> **DATA SUPPLIED**:
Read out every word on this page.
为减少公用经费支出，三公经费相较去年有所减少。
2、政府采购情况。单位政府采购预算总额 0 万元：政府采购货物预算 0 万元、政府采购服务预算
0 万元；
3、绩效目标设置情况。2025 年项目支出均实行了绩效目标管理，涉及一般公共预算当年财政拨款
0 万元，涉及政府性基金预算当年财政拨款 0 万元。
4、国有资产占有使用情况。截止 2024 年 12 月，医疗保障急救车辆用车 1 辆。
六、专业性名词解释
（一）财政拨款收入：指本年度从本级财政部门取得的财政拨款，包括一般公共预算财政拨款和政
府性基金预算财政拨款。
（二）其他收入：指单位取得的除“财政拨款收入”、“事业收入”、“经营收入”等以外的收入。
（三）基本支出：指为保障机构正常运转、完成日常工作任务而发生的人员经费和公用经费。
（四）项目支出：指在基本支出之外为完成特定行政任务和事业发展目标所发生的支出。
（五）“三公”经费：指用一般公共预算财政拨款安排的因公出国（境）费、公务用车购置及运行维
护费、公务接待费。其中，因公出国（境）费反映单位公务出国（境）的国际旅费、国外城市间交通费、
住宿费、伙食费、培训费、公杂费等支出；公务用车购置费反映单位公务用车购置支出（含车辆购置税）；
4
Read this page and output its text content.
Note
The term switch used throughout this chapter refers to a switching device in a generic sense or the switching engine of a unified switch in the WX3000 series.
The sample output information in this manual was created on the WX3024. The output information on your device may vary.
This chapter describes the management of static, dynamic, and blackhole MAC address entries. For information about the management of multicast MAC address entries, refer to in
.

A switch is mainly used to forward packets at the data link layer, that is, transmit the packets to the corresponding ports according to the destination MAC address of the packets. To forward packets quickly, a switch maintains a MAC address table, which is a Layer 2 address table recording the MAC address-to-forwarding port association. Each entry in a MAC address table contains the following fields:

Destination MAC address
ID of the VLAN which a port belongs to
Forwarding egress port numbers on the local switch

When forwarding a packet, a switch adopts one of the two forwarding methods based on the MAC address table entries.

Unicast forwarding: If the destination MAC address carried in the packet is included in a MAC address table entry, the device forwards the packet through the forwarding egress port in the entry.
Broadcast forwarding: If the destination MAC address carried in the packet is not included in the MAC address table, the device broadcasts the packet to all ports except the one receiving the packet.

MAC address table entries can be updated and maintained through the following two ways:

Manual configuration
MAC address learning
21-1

> **WHAT YOU HAVE TO DO**: Search the listing for the string "财政拨款收入". Copy each line where it turns up.

> **EXERCISE RESULT**:
（一）财政拨款收入：指本年度从本级财政部门取得的财政拨款，包括一般公共预算财政拨款和政
（二）其他收入：指单位取得的除“财政拨款收入”、“事业收入”、“经营收入”等以外的收入。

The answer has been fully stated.